Stored data:

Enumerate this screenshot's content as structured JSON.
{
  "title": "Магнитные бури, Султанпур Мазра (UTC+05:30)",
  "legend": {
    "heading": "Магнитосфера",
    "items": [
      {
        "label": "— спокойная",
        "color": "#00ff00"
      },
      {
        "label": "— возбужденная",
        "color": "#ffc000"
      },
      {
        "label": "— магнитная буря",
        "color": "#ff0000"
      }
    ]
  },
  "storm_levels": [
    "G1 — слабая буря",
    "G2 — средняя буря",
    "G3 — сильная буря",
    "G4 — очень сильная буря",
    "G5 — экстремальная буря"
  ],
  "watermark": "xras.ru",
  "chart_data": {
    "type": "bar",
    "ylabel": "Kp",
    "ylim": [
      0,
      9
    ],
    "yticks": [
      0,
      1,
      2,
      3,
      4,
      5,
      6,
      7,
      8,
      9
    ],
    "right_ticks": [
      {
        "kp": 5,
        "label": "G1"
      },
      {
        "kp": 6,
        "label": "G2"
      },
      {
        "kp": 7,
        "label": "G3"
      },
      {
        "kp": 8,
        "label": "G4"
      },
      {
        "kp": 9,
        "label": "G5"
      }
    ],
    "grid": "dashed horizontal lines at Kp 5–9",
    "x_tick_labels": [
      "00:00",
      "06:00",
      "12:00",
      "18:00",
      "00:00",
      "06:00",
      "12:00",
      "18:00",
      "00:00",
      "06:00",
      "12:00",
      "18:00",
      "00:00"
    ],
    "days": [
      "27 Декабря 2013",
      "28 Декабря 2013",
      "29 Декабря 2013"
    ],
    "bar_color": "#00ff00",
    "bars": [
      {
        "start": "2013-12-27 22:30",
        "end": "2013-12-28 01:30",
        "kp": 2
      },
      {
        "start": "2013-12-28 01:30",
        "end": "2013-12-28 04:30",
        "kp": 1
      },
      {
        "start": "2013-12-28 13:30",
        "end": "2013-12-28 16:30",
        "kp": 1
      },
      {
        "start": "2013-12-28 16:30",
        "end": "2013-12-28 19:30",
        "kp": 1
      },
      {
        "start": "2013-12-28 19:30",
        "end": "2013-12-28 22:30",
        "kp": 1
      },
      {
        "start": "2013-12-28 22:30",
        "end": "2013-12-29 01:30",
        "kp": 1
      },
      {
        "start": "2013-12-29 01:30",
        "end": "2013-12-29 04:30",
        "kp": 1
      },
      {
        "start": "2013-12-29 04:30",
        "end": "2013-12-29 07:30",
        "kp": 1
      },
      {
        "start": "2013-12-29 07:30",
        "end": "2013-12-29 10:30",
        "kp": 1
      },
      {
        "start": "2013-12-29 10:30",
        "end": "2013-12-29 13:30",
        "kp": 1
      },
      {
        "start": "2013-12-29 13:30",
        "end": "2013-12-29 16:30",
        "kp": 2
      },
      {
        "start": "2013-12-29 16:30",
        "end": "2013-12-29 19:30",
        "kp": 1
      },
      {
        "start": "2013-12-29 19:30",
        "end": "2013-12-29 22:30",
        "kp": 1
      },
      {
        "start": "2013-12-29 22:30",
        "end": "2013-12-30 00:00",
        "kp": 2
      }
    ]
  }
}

* * *

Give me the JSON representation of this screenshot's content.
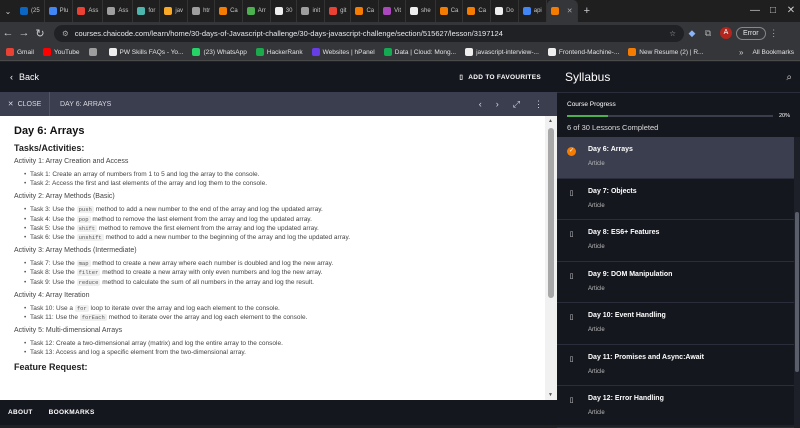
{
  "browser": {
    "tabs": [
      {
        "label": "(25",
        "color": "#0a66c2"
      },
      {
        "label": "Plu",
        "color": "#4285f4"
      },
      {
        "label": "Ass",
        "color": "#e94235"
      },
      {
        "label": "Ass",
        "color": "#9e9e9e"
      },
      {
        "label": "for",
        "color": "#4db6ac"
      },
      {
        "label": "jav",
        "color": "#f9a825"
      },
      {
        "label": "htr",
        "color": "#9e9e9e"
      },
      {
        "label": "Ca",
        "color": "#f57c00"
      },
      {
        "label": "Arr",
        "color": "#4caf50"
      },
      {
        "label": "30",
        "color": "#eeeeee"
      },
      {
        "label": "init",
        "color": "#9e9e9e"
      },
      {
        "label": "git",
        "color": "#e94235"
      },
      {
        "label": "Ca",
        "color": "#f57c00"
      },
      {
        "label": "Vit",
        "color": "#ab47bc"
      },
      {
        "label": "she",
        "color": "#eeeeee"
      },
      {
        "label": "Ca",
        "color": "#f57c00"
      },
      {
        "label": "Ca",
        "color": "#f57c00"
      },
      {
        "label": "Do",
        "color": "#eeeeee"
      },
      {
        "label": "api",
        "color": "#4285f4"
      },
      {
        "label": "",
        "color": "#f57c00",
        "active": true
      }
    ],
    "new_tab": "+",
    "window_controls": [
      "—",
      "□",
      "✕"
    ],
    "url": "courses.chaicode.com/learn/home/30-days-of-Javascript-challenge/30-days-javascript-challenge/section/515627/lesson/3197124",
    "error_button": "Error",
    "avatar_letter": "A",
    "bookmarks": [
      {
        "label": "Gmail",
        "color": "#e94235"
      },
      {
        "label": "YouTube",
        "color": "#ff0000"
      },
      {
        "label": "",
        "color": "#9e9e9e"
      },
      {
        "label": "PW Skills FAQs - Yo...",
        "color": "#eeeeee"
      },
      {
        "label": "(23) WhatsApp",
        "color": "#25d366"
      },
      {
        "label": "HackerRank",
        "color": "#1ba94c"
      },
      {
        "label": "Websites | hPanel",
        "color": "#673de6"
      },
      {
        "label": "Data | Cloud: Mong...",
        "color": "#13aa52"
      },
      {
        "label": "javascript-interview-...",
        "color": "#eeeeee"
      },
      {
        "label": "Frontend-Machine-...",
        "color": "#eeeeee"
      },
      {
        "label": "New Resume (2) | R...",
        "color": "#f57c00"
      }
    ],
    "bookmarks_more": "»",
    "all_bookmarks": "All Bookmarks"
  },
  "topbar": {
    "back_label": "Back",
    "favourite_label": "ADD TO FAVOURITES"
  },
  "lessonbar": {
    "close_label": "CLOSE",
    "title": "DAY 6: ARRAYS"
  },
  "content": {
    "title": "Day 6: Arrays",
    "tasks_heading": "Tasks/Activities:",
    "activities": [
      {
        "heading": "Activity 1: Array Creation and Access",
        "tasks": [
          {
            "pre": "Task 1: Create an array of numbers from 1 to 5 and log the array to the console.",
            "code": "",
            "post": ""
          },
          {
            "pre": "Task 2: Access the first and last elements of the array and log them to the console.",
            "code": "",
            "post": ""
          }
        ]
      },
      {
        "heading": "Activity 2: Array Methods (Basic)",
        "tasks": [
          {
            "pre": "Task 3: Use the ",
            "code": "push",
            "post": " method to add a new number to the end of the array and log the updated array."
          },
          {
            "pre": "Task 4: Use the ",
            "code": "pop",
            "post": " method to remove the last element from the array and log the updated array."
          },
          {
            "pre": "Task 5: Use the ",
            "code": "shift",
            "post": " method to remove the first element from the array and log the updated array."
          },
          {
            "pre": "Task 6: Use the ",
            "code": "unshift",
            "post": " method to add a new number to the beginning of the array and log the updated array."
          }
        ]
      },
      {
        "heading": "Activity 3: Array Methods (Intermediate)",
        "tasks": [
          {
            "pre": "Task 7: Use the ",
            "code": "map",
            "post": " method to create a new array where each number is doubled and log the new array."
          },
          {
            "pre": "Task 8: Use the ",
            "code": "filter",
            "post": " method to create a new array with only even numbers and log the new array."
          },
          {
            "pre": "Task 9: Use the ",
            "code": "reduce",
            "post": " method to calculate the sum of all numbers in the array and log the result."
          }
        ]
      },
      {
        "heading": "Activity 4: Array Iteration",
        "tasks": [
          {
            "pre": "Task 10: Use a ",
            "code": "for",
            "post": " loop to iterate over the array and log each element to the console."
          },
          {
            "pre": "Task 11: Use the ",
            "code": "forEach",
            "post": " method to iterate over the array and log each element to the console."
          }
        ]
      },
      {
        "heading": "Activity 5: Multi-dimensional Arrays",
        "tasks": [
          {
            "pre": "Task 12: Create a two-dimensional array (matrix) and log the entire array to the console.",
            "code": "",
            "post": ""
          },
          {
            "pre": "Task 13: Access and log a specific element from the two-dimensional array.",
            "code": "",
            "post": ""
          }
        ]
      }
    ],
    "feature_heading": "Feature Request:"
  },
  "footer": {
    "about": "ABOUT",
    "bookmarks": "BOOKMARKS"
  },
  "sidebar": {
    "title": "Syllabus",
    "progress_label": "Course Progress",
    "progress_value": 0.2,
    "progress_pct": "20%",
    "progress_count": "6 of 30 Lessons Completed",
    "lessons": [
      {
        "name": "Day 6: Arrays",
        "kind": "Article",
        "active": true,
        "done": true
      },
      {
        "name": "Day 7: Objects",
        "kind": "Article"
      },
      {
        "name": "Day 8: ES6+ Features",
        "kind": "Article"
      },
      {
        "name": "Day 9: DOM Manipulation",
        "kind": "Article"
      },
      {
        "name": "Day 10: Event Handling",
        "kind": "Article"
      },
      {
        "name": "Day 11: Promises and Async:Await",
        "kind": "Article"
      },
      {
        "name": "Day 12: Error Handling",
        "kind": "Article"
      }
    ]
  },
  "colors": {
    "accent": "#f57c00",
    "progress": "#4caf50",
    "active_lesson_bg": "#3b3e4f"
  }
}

==

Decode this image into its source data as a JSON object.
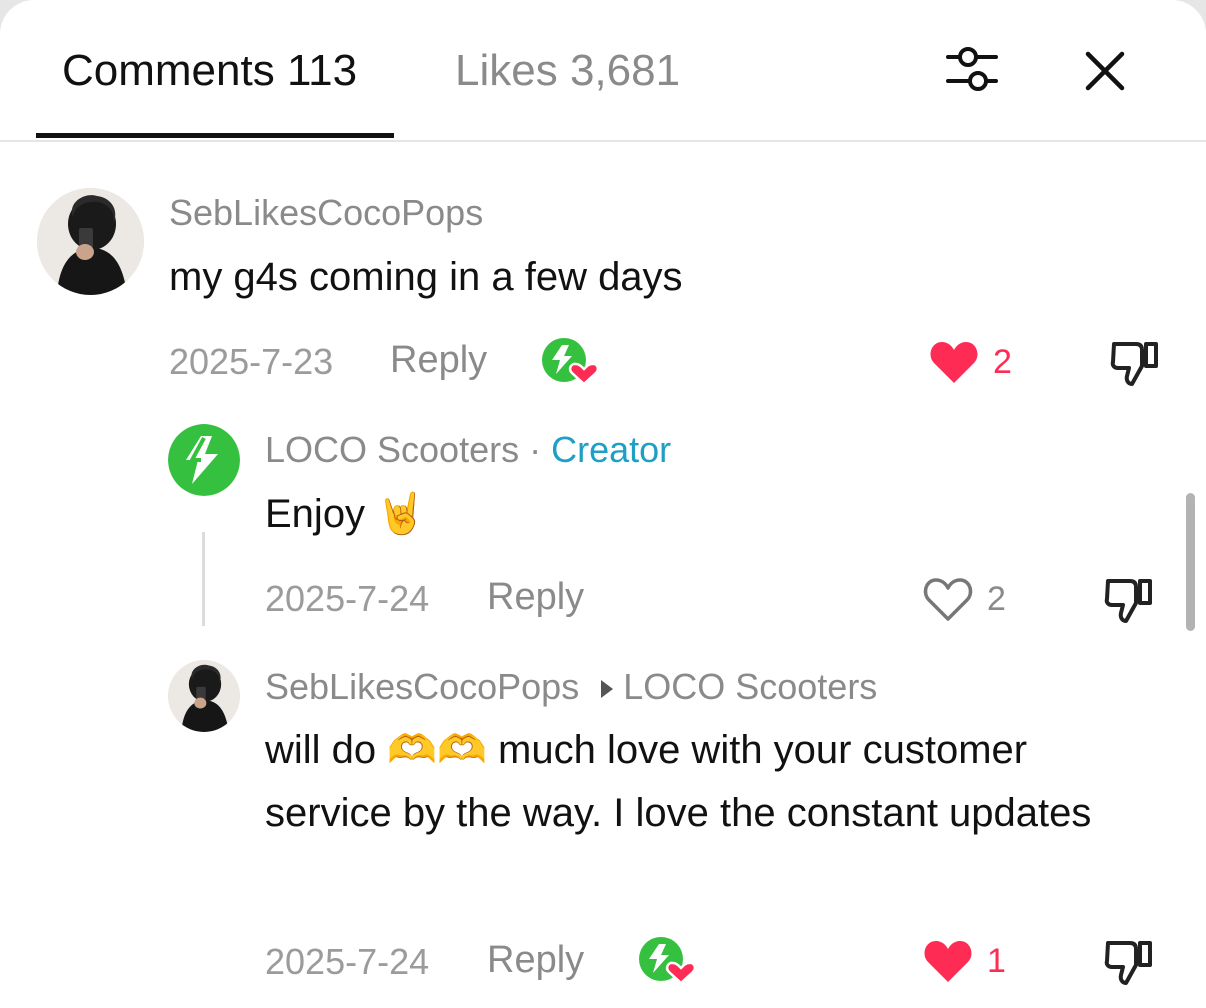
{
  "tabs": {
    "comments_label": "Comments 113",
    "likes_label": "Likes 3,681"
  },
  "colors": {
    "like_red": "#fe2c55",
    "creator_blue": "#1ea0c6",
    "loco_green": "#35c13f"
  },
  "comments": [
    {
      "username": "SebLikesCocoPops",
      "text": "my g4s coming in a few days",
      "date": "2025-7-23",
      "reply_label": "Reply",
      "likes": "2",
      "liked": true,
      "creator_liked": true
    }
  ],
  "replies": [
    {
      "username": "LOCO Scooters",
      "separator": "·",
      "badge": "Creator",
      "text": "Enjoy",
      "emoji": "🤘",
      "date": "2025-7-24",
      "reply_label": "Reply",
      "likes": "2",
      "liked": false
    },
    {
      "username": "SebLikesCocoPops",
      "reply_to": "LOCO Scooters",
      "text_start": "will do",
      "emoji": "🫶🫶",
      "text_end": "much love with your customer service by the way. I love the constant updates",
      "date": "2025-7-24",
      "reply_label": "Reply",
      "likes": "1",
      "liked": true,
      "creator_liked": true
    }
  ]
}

Stated exercise: Every line of the listing that holds "numbers" is to be counted; give only the resulting number.

Response to the task: 3